(Stored data)
────────────────────

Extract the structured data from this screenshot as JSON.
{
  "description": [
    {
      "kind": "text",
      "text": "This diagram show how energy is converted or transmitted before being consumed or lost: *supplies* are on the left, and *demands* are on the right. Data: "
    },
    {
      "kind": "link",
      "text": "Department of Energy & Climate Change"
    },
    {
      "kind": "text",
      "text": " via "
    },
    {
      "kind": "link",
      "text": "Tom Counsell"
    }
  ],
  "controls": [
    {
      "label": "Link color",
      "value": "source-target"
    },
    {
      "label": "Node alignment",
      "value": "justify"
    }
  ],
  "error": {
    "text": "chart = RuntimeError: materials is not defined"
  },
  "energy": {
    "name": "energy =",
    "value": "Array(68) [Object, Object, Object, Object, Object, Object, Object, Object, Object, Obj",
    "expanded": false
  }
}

────────────────────

Repeat all of the entries exactly.

### THE OUTPUT
Extract the structured data from this screenshot as JSON.
{
  "description": [
    {
      "kind": "text",
      "text": "This diagram show how energy is converted or transmitted before being consumed or lost: *supplies* are on the left, and *demands* are on the right. Data: "
    },
    {
      "kind": "link",
      "text": "Department of Energy & Climate Change"
    },
    {
      "kind": "text",
      "text": " via "
    },
    {
      "kind": "link",
      "text": "Tom Counsell"
    }
  ],
  "controls": [
    {
      "label": "Link color",
      "value": "source-target"
    },
    {
      "label": "Node alignment",
      "value": "justify"
    }
  ],
  "error": {
    "text": "chart = RuntimeError: materials is not defined"
  },
  "energy": {
    "name": "energy =",
    "value": "Array(68) [Object, Object, Object, Object, Object, Object, Object, Object, Object, Obj",
    "expanded": false
  }
}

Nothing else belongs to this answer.